» **GIVEN PROBLEM**: Without the pictures, give the entries below again exactly as written.
● ● ● ● ● ● ●
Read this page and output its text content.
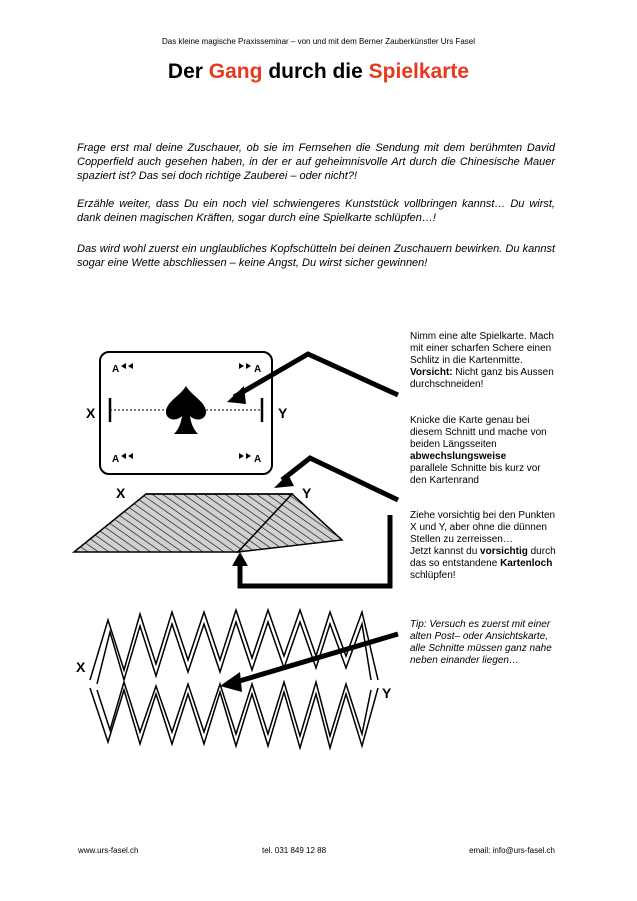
Das kleine magische Praxisseminar – von und mit dem Berner Zauberkünstler Urs Fasel
Der Gang durch die Spielkarte

Frage erst mal deine Zuschauer, ob sie im Fernsehen die Sendung mit dem berühmten David Copperfield auch gesehen haben, in der er auf geheimnisvolle Art durch die Chinesische Mauer spaziert ist? Das sei doch richtige Zauberei – oder nicht?!

Erzähle weiter, dass Du ein noch viel schwiengeres Kunststück vollbringen kannst… Du wirst, dank deinen magischen Kräften, sogar durch eine Spielkarte schlüpfen…!

Das wird wohl zuerst ein unglaubliches Kopfschütteln bei deinen Zuschauern bewirken. Du kannst sogar eine Wette abschliessen – keine Angst, Du wirst sicher gewinnen!

A
A
A
A
X	Y
X	Y
X
Y

Nimm eine alte Spielkarte. Mach mit einer scharfen Schere einen Schlitz in die Kartenmitte.
Vorsicht: Nicht ganz bis Aussen durchschneiden!

Knicke die Karte genau bei diesem Schnitt und mache von beiden Längsseiten
abwechslungsweise
parallele Schnitte bis kurz vor den Kartenrand

Ziehe vorsichtig bei den Punkten X und Y, aber ohne die dünnen Stellen zu zerreissen…
Jetzt kannst du vorsichtig durch das so entstandene Kartenloch schlüpfen!

Tip: Versuch es zuerst mit einer alten Post– oder Ansichtskarte, alle Schnitte müssen ganz nahe neben einander liegen…

www.urs-fasel.ch	tel. 031 849 12 88	email: info@urs-fasel.ch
● ● ● ● ● ● ●
» **RESPONSE TO THIS TASK**:
Read this page and output its text content.
Das kleine magische Praxisseminar – von und mit dem Berner Zauberkünstler Urs Fasel
Der Gang durch die Spielkarte

Frage erst mal deine Zuschauer, ob sie im Fernsehen die Sendung mit dem berühmten David Copperfield auch gesehen haben, in der er auf geheimnisvolle Art durch die Chinesische Mauer spaziert ist? Das sei doch richtige Zauberei – oder nicht?!

Erzähle weiter, dass Du ein noch viel schwiengeres Kunststück vollbringen kannst… Du wirst, dank deinen magischen Kräften, sogar durch eine Spielkarte schlüpfen…!

Das wird wohl zuerst ein unglaubliches Kopfschütteln bei deinen Zuschauern bewirken. Du kannst sogar eine Wette abschliessen – keine Angst, Du wirst sicher gewinnen!

A
A
A
A
X	Y
X	Y
X
Y

Nimm eine alte Spielkarte. Mach mit einer scharfen Schere einen Schlitz in die Kartenmitte.
Vorsicht: Nicht ganz bis Aussen durchschneiden!

Knicke die Karte genau bei diesem Schnitt und mache von beiden Längsseiten
abwechslungsweise
parallele Schnitte bis kurz vor den Kartenrand

Ziehe vorsichtig bei den Punkten X und Y, aber ohne die dünnen Stellen zu zerreissen…
Jetzt kannst du vorsichtig durch das so entstandene Kartenloch schlüpfen!

Tip: Versuch es zuerst mit einer alten Post– oder Ansichtskarte, alle Schnitte müssen ganz nahe neben einander liegen…

www.urs-fasel.ch	tel. 031 849 12 88	email: info@urs-fasel.ch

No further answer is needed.